>> Start Recorded data

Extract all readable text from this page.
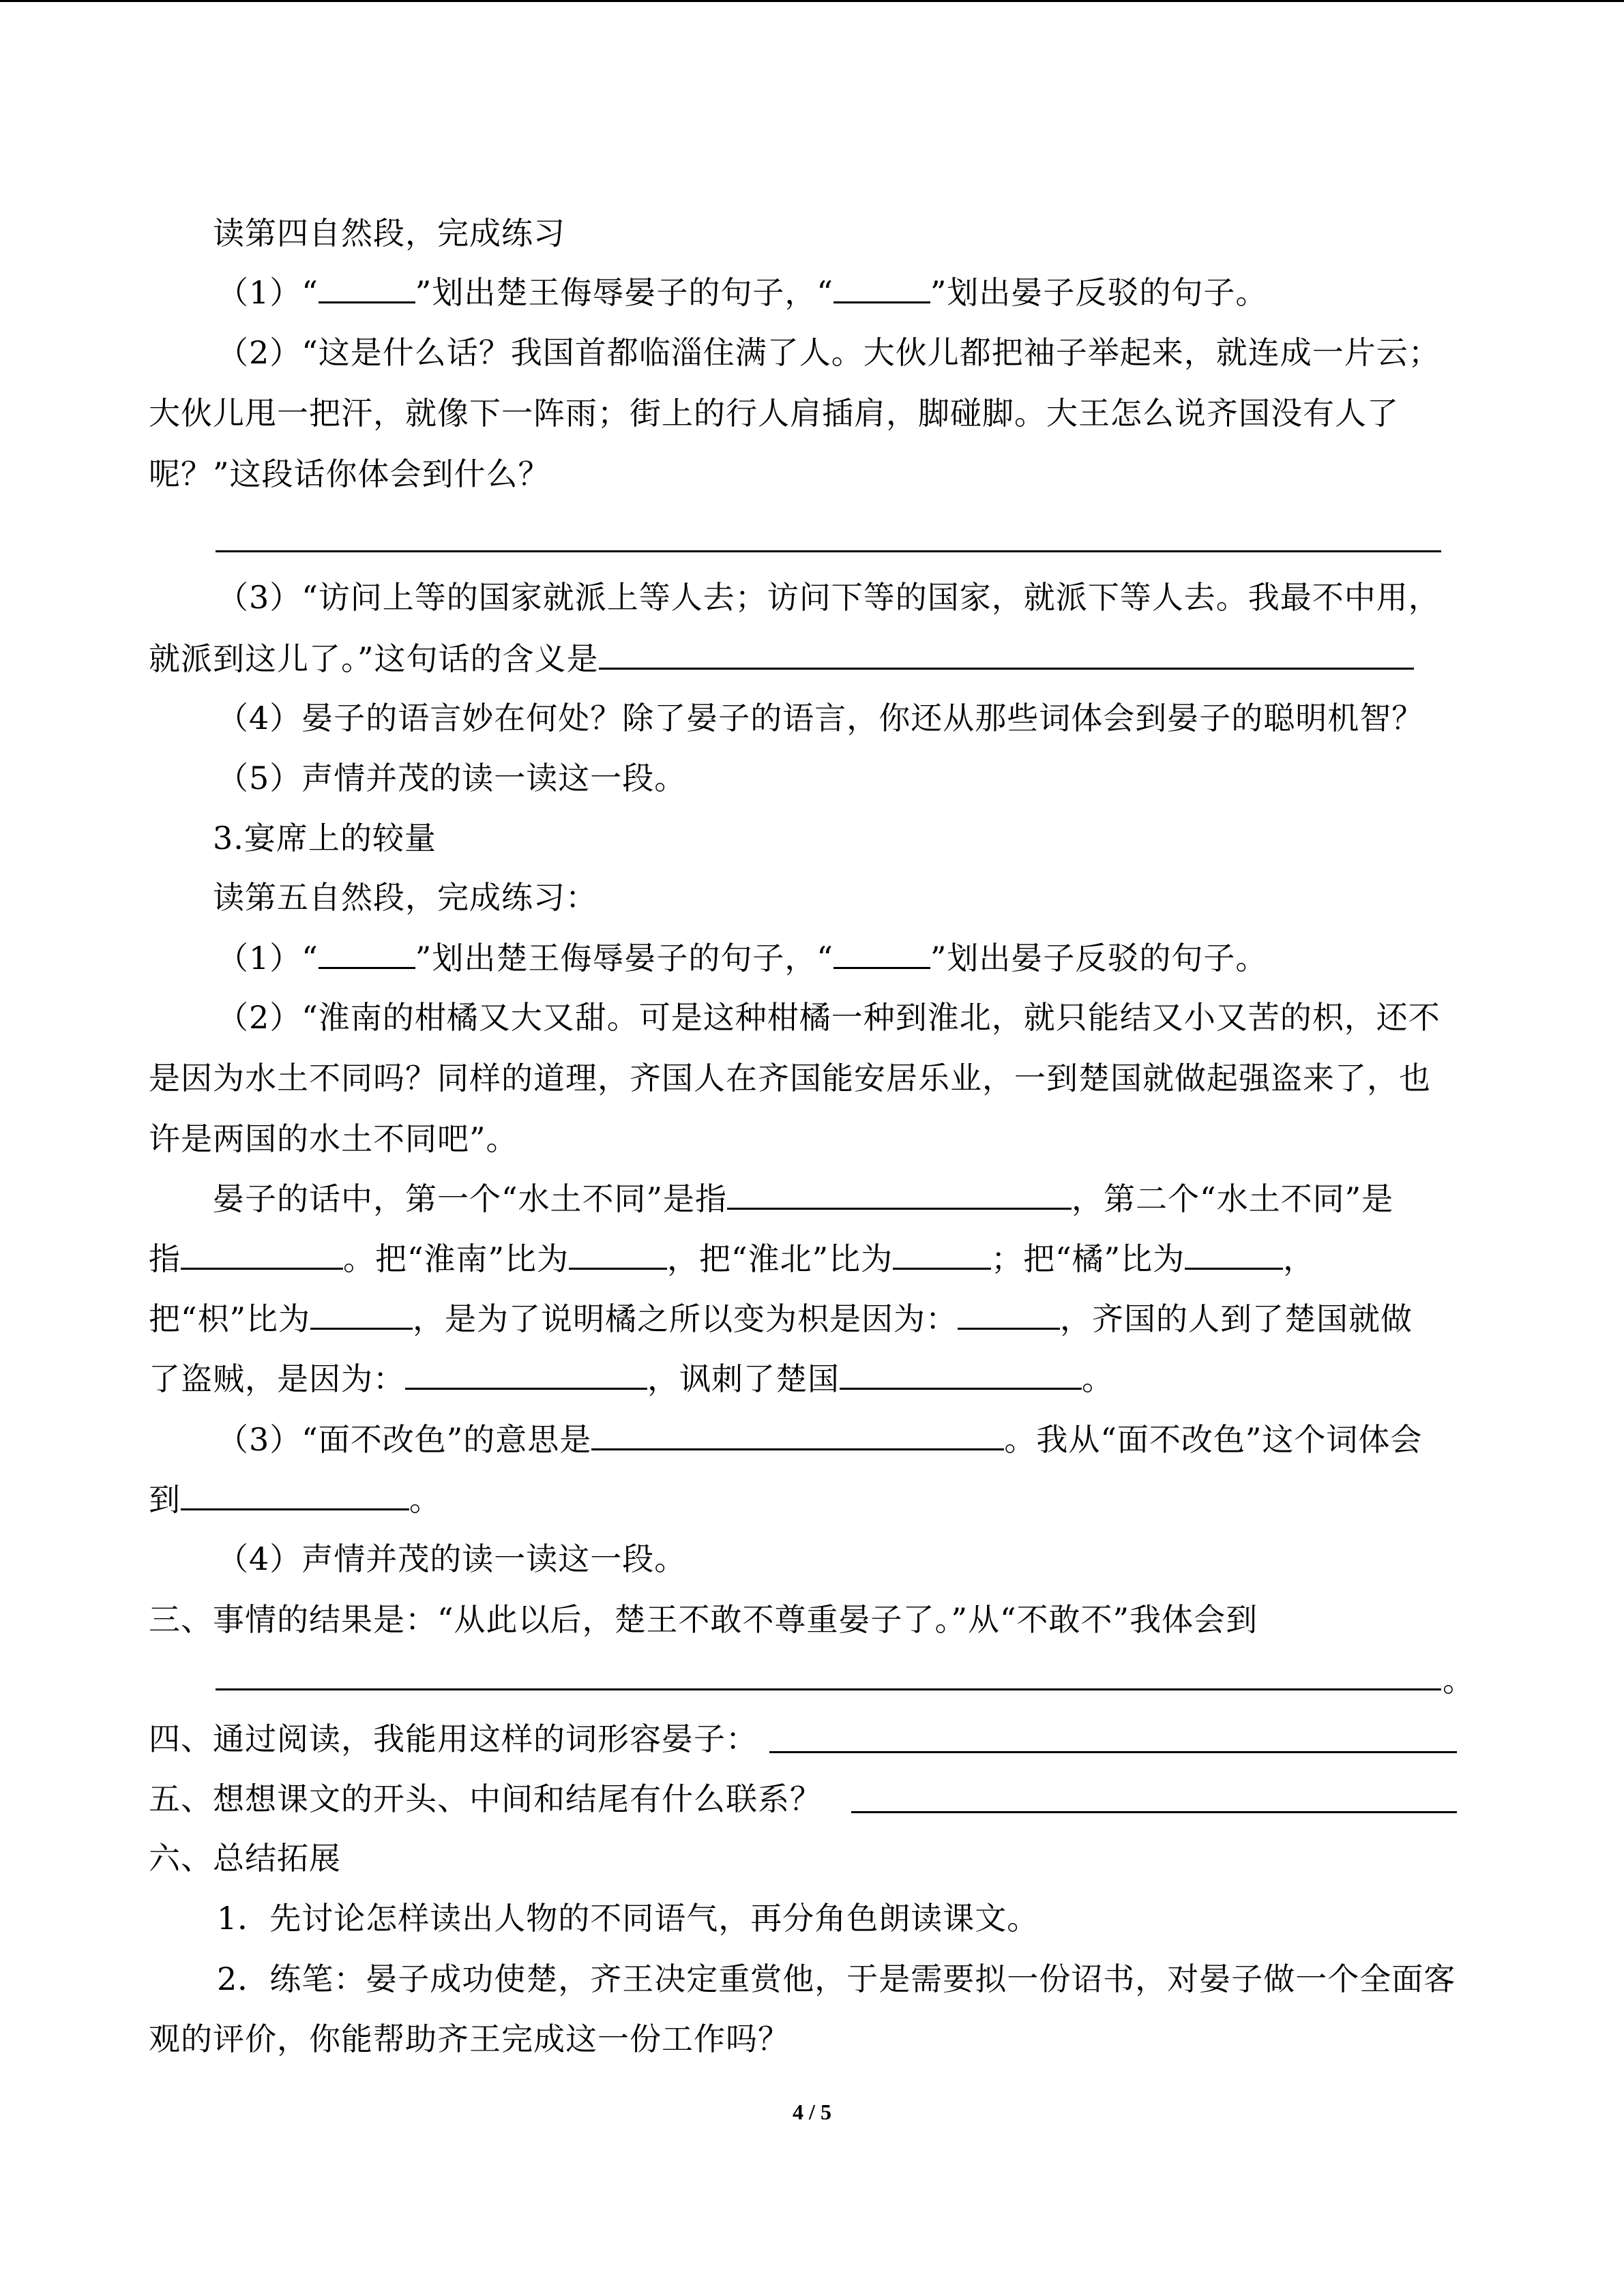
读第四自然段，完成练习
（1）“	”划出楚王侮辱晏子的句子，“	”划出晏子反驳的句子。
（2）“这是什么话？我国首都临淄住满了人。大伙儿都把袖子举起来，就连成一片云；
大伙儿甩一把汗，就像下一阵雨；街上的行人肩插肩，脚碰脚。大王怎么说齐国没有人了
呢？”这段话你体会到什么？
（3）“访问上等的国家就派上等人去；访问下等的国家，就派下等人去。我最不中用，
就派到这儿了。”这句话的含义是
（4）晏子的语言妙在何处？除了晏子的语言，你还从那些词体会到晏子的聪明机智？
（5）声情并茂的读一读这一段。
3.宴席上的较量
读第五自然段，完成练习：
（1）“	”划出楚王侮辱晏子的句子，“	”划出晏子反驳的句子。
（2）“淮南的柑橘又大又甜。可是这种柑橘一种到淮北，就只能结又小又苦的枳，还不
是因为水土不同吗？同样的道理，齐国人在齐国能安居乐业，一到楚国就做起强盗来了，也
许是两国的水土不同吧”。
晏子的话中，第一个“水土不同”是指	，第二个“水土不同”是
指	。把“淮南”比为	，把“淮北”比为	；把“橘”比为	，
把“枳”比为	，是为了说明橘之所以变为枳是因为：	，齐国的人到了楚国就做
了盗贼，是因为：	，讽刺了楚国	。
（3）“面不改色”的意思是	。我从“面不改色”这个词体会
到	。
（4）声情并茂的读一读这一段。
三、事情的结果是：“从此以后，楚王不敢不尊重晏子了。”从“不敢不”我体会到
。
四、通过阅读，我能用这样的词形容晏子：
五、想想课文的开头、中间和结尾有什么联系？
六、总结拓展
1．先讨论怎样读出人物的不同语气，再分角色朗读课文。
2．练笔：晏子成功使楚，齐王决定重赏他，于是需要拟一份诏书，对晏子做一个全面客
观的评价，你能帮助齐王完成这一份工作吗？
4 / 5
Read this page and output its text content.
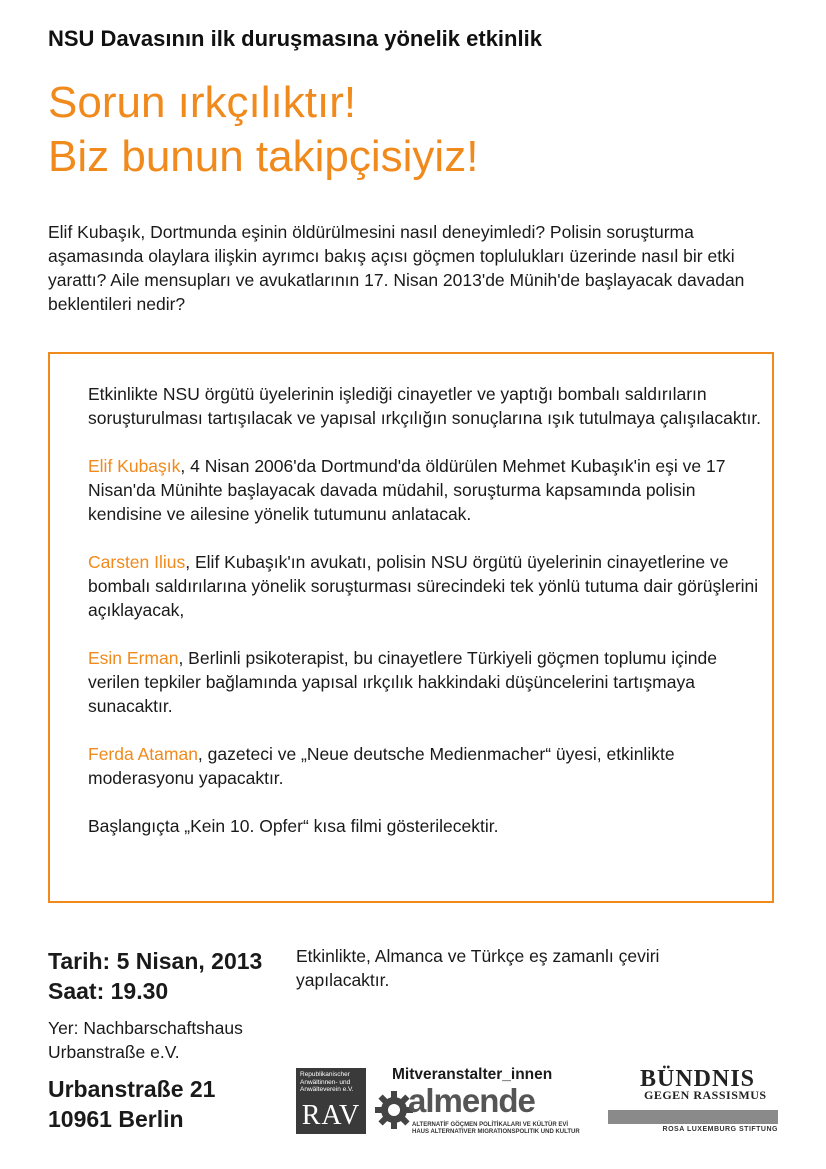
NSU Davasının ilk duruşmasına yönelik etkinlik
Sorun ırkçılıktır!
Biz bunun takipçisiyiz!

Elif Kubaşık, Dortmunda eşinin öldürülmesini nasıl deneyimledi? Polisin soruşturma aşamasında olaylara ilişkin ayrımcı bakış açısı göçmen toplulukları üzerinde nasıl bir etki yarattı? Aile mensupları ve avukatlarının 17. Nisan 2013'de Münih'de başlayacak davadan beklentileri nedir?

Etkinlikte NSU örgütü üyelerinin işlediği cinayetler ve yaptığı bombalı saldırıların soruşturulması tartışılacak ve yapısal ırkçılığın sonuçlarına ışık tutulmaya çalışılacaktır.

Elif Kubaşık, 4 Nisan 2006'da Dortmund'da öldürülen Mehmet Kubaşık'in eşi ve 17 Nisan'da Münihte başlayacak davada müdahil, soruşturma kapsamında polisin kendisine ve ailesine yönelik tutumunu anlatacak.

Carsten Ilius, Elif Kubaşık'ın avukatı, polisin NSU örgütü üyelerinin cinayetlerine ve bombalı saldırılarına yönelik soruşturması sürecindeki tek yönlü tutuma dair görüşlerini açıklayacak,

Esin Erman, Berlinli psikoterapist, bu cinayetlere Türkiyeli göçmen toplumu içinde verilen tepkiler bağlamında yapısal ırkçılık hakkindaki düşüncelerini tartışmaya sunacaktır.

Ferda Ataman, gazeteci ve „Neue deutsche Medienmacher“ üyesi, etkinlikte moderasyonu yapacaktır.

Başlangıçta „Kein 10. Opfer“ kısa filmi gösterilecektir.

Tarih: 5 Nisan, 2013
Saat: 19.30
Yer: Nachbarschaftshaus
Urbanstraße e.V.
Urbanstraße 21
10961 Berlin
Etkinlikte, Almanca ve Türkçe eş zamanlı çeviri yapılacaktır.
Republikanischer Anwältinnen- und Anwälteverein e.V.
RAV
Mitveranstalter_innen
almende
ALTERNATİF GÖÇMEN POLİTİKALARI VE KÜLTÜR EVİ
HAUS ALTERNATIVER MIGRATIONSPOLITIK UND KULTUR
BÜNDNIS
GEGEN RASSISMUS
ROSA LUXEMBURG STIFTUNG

>> End Recorded data

What is being asked>
Write out every line from the entries where "üyelerinin" appears.

Solved problem>
Etkinlikte NSU örgütü üyelerinin işlediği cinayetler ve yaptığı bombalı saldırıların soruşturulması tartışılacak ve yapısal ırkçılığın sonuçlarına ışık tutulmaya çalışılacaktır.
Carsten Ilius, Elif Kubaşık'ın avukatı, polisin NSU örgütü üyelerinin cinayetlerine ve bombalı saldırılarına yönelik soruşturması sürecindeki tek yönlü tutuma dair görüşlerini açıklayacak,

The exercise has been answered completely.